*SELECTED PASSAGE*
┌────────

I’ve got loads more to tell you, dear Reader, but I think I’ll end for now and then the plan is to do a weekly blog.  Yes I know I’ve said that before. You’ll just have to trust me.

Posted in anal cancer, colostomy, Lynda Bellingham, palliative care, Planning for your future care (Advance Care Planning), Preferred Priorities of Care, Stephen Sutton, terminal cancer | 3 Comments

“You still don’t understand what you’re dealing with do you?”

Oh and it was going so well. I got tired sometimes but I was eating well (really well she says thinking of steak and sweet potato mash and gammon and pineapple and scrambled egg ….hmm? Sorry I just went to my happy place). I even spent a glorious afternoon at the pub outside in the sunshine like a normal person. I’d done enough internet clothes shopping to kickstart the economy of a small country. I was feeling wonderful … Then we get to Wednesday. Ok usual “talk of poo” alert. *pause for few people holding their morning bowl of cocoa pops to leave room*

You know my bum isn’t supposed to be working anymore? Well it started to erm work again and how. It was like “stent gate” all over again. The painful pushing sensation, the adult pull ups, the lack of appetite. By Thursday evening it was decided it was ambulance time again and since Thursday I’ve been startling people on the Danbury ward who remember the relentlessly cheerful one from a couple of weeks ago.

└────────

*DATA*
┌────────

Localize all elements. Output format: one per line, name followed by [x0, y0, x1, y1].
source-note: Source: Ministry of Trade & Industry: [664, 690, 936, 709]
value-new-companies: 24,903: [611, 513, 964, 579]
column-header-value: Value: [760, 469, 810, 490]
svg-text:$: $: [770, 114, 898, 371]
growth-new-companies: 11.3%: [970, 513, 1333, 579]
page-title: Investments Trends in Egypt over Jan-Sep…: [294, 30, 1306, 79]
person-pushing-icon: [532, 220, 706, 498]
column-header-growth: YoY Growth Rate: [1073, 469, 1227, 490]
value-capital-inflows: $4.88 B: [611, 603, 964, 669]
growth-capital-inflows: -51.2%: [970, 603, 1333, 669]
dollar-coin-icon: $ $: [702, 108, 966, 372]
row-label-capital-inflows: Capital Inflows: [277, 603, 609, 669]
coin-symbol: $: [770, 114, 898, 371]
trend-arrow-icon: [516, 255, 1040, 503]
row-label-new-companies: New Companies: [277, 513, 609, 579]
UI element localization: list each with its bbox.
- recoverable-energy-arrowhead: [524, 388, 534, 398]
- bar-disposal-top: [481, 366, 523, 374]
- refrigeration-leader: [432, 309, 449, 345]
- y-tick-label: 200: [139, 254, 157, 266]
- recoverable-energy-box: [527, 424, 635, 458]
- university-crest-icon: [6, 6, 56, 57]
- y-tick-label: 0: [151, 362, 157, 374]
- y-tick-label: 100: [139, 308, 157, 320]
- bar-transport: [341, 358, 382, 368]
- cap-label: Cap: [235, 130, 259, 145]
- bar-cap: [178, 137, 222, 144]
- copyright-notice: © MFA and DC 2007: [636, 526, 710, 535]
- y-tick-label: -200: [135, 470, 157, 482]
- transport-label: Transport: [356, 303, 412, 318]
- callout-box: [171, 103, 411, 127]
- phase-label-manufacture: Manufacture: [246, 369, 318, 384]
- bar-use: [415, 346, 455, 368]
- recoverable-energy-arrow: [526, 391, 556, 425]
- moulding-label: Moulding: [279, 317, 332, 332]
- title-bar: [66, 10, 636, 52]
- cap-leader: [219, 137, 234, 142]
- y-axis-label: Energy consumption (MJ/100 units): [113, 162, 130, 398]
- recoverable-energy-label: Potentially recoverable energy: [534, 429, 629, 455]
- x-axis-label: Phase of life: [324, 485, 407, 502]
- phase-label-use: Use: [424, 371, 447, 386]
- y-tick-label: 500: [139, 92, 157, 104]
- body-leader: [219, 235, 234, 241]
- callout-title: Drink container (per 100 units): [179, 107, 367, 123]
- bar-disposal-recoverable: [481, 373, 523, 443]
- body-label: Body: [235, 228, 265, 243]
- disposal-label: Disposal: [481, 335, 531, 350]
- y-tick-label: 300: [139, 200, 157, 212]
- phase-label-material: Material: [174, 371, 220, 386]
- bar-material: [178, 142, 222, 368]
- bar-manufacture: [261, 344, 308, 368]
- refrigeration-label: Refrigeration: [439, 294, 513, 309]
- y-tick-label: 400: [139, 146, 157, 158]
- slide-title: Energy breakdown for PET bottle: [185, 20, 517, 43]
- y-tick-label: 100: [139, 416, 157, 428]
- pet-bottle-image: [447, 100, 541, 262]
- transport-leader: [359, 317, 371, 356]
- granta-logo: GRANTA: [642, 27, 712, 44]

└────────

*THINGS TO DO*
#1 From the blog post, reproduce the passage starting with "I’ve got loads" and going on through "to trust me.".
#2 Answer these from the blog post:
(a) How often does the writer plan to post?
(b) On what day did things start going wrong?
(c) Which ward has the writer been on since Thursday?

*RESULTS FOR EACH TASK*
#1
I’ve got loads more to tell you, dear Reader, but I think I’ll end for now and then the plan is to do a weekly blog.  Yes I know I’ve said that before. You’ll just have to trust me.

#2
(a) Weekly
(b) Wednesday
(c) The Danbury ward